[Collection entries]
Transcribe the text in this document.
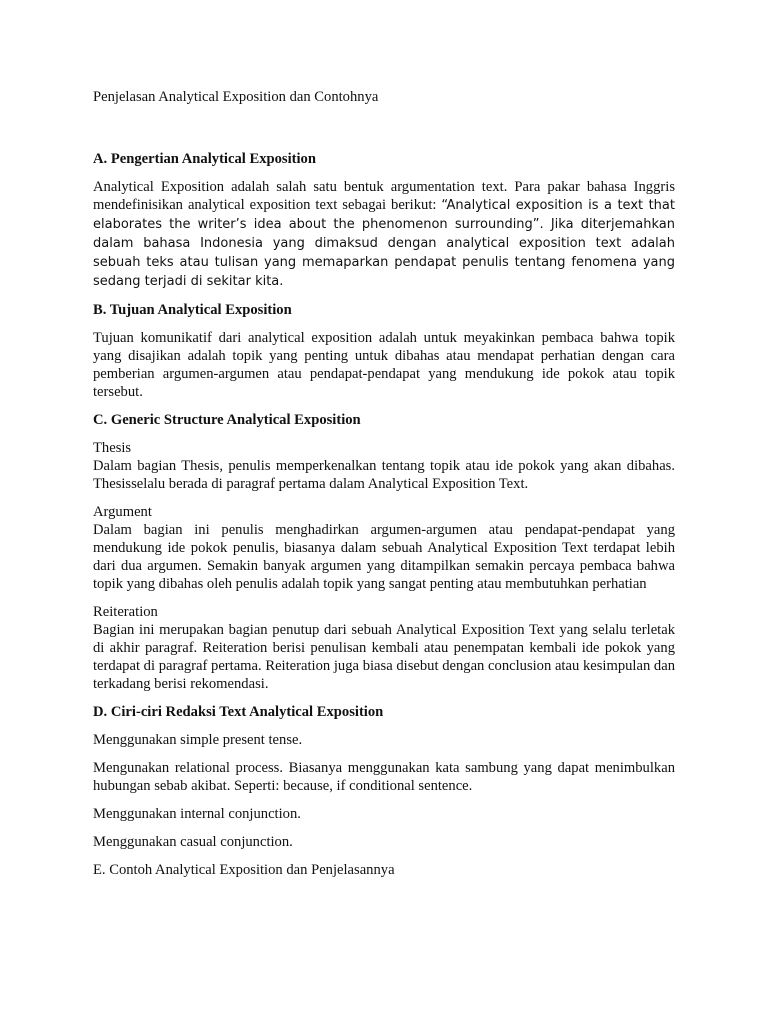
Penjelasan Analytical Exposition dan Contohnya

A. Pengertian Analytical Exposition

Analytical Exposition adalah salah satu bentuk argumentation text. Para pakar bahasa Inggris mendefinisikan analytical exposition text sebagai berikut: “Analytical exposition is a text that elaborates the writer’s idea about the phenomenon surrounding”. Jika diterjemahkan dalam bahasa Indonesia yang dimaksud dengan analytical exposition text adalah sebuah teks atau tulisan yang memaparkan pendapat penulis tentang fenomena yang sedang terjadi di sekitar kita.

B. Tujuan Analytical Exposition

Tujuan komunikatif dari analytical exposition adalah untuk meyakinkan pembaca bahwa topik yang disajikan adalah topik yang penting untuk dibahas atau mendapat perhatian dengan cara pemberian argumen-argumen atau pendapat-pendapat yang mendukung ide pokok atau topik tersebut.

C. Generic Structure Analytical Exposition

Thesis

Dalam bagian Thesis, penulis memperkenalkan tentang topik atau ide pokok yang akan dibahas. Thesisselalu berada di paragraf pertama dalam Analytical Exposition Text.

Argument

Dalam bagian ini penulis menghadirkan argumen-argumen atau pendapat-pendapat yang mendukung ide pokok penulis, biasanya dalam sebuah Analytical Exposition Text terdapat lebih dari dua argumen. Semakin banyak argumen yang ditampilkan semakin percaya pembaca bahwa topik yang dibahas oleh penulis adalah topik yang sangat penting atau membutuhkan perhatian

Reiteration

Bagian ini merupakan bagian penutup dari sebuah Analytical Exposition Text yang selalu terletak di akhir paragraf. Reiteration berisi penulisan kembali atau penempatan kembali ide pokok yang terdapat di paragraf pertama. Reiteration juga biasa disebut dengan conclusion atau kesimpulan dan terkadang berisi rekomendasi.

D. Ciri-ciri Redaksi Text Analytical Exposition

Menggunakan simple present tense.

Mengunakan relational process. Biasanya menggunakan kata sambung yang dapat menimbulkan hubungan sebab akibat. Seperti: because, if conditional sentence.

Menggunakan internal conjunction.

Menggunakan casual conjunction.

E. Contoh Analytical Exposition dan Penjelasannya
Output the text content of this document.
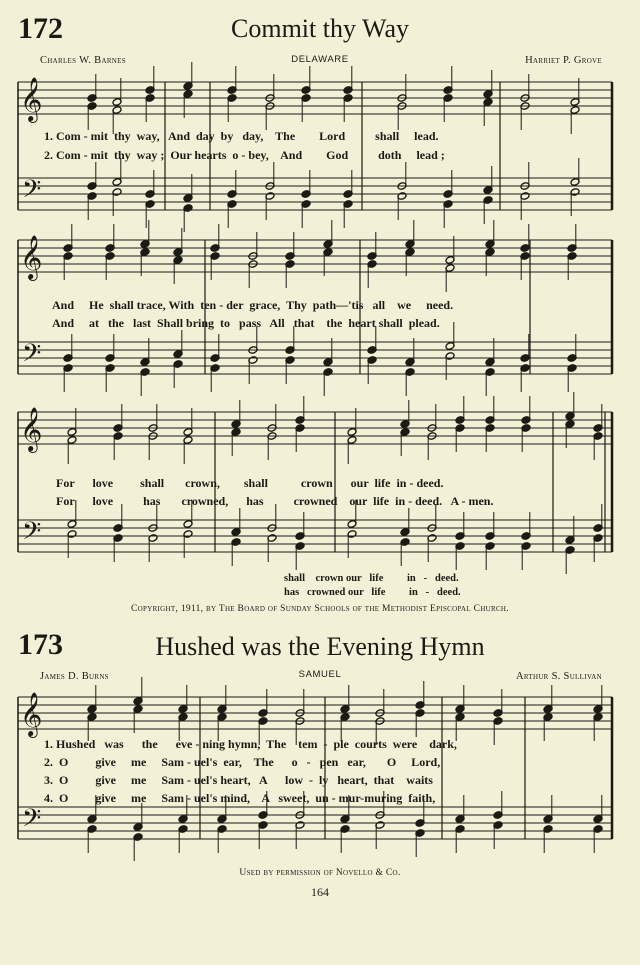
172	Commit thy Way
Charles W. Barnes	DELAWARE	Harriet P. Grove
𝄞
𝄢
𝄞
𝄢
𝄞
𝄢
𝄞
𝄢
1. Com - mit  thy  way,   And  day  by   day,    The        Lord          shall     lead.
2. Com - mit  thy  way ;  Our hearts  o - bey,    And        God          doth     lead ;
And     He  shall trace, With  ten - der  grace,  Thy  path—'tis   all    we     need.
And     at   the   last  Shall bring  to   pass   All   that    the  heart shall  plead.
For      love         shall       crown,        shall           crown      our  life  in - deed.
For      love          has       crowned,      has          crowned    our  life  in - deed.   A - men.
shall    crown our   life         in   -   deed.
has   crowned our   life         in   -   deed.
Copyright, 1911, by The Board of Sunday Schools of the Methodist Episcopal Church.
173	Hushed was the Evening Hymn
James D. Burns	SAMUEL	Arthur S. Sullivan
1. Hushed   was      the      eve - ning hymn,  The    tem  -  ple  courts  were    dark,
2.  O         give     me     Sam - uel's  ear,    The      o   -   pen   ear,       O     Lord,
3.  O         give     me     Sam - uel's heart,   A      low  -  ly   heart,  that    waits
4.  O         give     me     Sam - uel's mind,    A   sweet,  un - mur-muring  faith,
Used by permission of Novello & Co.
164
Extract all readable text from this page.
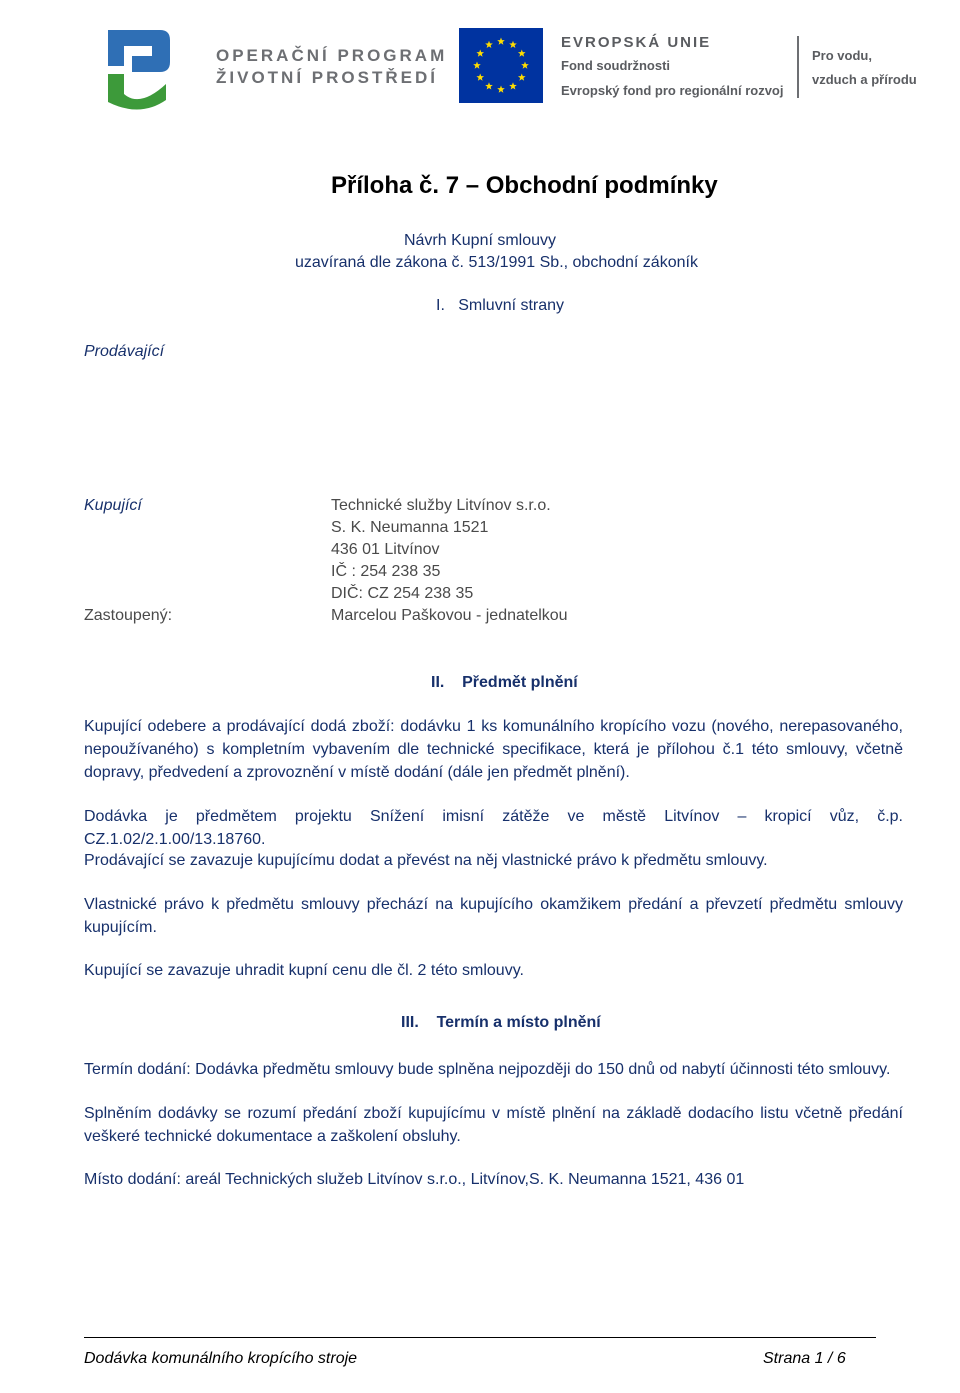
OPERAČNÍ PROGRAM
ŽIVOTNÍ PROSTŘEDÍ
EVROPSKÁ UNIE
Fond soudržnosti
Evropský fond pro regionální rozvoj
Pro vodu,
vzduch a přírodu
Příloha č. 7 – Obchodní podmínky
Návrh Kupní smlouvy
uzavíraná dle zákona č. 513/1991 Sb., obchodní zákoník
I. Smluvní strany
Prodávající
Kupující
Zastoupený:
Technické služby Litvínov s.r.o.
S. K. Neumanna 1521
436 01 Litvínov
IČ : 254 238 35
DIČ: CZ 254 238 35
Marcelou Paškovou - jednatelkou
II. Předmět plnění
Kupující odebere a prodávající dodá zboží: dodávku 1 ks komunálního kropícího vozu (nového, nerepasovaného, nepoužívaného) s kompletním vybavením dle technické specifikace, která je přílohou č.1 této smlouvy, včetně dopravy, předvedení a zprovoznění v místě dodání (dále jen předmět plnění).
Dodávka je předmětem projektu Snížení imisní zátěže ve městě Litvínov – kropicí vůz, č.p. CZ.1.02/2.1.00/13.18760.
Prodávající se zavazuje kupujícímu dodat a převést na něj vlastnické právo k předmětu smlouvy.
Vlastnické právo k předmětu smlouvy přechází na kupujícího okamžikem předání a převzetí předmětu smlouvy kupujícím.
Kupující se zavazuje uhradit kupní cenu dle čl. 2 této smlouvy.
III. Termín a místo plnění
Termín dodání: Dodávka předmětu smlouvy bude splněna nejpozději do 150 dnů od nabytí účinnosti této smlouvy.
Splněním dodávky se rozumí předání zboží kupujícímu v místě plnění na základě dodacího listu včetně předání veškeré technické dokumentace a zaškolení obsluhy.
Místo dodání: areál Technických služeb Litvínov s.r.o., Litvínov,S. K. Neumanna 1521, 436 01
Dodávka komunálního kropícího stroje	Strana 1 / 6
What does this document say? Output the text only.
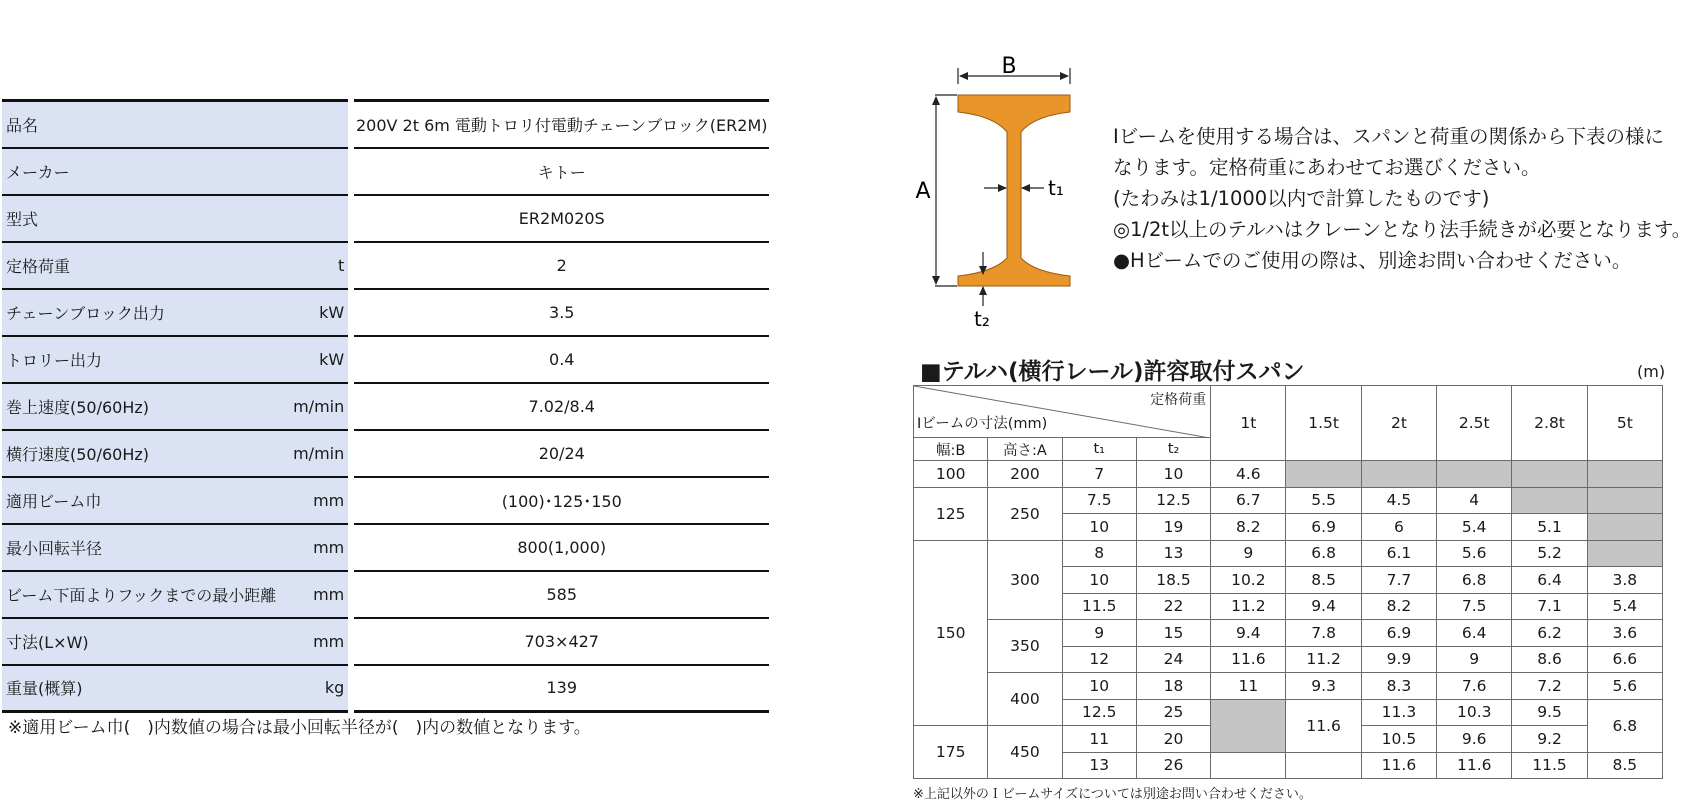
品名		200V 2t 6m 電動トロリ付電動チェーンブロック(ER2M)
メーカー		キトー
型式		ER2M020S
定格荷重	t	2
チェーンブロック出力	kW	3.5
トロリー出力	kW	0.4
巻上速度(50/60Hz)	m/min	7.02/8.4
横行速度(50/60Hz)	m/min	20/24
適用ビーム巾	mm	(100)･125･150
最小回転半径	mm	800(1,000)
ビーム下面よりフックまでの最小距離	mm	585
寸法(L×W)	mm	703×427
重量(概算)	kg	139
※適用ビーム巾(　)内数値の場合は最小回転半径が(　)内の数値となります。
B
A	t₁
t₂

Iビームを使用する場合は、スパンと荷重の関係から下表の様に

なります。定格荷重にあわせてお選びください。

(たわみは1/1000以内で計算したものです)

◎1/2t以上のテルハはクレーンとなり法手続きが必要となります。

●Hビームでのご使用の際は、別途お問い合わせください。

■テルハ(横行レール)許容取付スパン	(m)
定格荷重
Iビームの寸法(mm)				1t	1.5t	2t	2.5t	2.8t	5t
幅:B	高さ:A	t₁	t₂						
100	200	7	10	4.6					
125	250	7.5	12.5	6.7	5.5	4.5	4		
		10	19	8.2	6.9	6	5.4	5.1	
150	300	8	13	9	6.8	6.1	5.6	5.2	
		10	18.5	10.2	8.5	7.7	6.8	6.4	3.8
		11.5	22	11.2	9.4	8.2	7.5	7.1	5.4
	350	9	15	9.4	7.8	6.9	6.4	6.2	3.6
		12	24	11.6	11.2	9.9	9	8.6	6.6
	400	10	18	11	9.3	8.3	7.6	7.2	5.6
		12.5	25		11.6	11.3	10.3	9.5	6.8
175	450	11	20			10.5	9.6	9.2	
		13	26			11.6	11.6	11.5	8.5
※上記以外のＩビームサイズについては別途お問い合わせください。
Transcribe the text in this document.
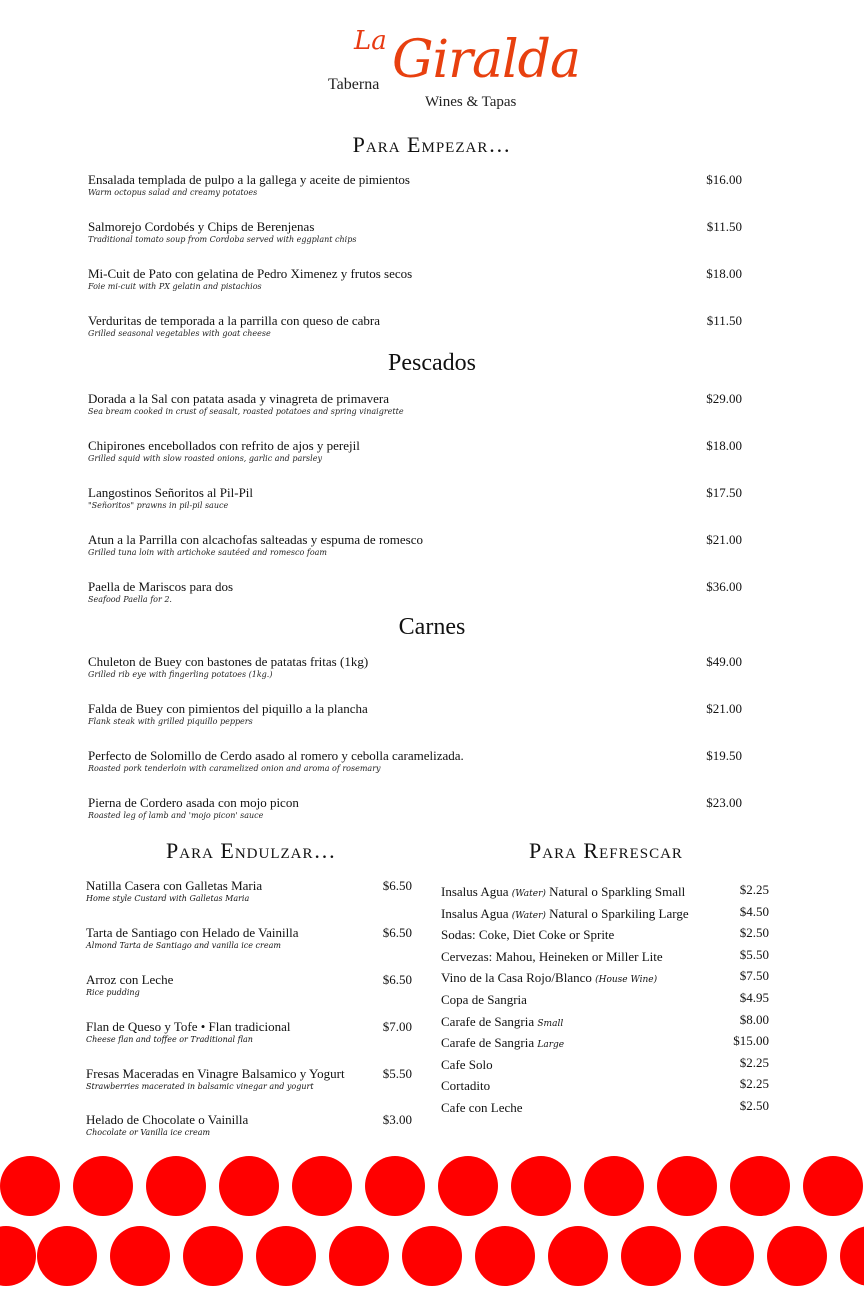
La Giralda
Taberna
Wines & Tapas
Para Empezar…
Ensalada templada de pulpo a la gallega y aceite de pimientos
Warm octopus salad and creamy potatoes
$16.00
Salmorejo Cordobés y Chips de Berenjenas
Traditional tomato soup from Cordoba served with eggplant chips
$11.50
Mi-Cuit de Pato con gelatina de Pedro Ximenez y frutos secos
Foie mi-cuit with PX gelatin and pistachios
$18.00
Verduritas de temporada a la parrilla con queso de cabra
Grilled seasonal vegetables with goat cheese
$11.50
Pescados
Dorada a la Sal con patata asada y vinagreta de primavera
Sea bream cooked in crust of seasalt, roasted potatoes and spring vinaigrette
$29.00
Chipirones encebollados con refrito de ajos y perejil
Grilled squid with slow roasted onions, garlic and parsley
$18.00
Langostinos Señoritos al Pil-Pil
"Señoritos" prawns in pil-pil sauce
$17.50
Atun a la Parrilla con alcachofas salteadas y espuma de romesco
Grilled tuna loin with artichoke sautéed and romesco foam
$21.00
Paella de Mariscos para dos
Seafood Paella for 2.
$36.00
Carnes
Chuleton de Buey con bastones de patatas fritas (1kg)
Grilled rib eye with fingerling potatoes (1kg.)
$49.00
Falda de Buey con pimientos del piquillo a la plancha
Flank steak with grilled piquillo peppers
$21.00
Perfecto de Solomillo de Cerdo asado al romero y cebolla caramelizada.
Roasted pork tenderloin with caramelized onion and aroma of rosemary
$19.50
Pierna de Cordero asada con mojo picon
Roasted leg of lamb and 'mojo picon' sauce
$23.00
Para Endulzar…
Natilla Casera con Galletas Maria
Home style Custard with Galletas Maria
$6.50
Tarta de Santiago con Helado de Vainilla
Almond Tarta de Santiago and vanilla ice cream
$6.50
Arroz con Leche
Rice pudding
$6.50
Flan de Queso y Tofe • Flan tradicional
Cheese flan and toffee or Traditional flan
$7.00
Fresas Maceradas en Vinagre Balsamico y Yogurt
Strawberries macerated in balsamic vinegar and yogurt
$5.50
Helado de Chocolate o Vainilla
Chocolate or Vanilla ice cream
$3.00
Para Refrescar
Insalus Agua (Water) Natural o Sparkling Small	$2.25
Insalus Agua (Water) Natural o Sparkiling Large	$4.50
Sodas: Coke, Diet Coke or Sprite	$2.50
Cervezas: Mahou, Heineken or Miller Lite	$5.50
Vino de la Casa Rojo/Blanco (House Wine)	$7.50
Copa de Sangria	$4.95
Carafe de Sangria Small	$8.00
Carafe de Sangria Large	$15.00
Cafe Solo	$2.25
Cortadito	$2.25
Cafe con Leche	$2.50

REQUIRED WORK:
Count all lines of the data that include "Lord". The answer is the number alone.

TASK OUTPUT:
2